**Problem:**
Pictures aside, repeat every entry exactly.

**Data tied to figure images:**

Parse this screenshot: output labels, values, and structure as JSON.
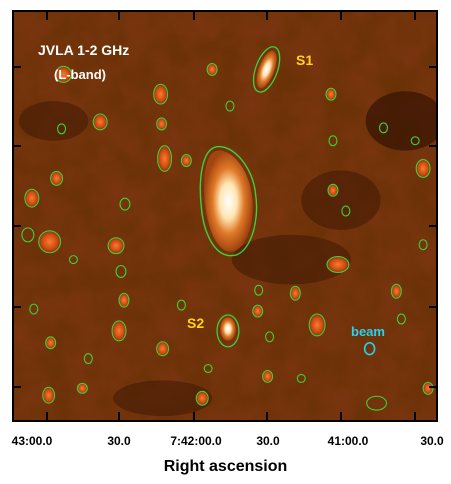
{
  "image": {
    "labels": {
      "title_line1": "JVLA 1-2 GHz",
      "title_line2": "(L-band)",
      "source1": "S1",
      "source2": "S2",
      "beam": "beam"
    },
    "colors": {
      "background": "#6a2a08",
      "contour": "#3cd23c",
      "source_label": "#ffd21e",
      "beam_label": "#28d2f0",
      "title_text": "#ffffff"
    }
  },
  "axis": {
    "x_ticks": [
      "43:00.0",
      "30.0",
      "7:42:00.0",
      "30.0",
      "41:00.0",
      "30.0"
    ],
    "x_label": "Right ascension"
  }
}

**Response to this exercise:**
Parse this screenshot: output labels, values, and structure as JSON.
{
  "image": {
    "labels": {
      "title_line1": "JVLA 1-2 GHz",
      "title_line2": "(L-band)",
      "source1": "S1",
      "source2": "S2",
      "beam": "beam"
    },
    "colors": {
      "background": "#6a2a08",
      "contour": "#3cd23c",
      "source_label": "#ffd21e",
      "beam_label": "#28d2f0",
      "title_text": "#ffffff"
    }
  },
  "axis": {
    "x_ticks": [
      "43:00.0",
      "30.0",
      "7:42:00.0",
      "30.0",
      "41:00.0",
      "30.0"
    ],
    "x_label": "Right ascension"
  }
}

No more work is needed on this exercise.